===== Supplied material
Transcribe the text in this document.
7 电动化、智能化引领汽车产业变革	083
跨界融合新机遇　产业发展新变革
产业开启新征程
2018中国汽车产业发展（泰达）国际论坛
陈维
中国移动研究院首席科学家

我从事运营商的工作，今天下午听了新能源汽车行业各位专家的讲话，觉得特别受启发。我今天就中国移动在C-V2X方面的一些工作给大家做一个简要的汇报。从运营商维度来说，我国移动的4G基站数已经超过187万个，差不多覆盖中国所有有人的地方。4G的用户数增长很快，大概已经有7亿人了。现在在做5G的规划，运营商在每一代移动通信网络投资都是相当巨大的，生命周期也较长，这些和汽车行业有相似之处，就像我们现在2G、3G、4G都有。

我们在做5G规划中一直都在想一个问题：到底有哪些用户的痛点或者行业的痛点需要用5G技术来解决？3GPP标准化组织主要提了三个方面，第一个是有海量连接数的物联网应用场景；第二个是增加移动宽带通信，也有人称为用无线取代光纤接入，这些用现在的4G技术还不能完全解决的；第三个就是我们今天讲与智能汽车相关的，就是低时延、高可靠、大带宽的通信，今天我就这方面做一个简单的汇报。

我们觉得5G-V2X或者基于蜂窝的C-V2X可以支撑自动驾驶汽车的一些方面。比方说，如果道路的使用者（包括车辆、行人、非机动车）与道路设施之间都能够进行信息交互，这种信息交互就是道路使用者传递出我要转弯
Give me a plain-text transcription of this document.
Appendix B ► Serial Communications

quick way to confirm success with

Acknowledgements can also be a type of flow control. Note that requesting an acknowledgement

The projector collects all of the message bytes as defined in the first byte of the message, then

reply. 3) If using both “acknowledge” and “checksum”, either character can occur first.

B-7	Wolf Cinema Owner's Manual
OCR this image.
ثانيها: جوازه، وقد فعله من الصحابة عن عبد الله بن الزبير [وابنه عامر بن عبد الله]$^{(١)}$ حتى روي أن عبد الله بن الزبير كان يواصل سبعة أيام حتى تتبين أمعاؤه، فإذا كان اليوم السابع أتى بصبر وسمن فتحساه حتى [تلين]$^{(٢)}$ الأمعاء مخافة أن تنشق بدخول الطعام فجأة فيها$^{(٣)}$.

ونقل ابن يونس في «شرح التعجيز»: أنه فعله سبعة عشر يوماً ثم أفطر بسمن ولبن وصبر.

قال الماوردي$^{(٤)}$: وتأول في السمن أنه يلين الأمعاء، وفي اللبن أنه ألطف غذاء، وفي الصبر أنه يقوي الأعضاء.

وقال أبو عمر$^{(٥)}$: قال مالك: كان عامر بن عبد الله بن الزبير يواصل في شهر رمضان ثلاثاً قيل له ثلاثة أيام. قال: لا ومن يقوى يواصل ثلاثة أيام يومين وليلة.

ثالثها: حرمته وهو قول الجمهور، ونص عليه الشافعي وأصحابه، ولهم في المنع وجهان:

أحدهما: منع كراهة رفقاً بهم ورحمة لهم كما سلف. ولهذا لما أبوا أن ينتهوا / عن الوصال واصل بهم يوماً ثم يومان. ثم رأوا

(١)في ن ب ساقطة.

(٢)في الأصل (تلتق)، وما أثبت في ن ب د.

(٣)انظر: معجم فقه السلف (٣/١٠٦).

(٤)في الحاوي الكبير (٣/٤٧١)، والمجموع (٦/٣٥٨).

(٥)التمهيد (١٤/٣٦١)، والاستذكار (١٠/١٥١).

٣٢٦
==========
→ **Problem requirements**: Show every line from the entries above in which the word "يوما" appears.

→ **Exercise output**:
ونقل ابن يونس في «شرح التعجيز»: أنه فعله سبعة عشر يوماً ثم أفطر بسمن ولبن وصبر.
أحدهما: منع كراهة رفقاً بهم ورحمة لهم كما سلف. ولهذا لما أبوا أن ينتهوا / عن الوصال واصل بهم يوماً ثم يومان. ثم رأوا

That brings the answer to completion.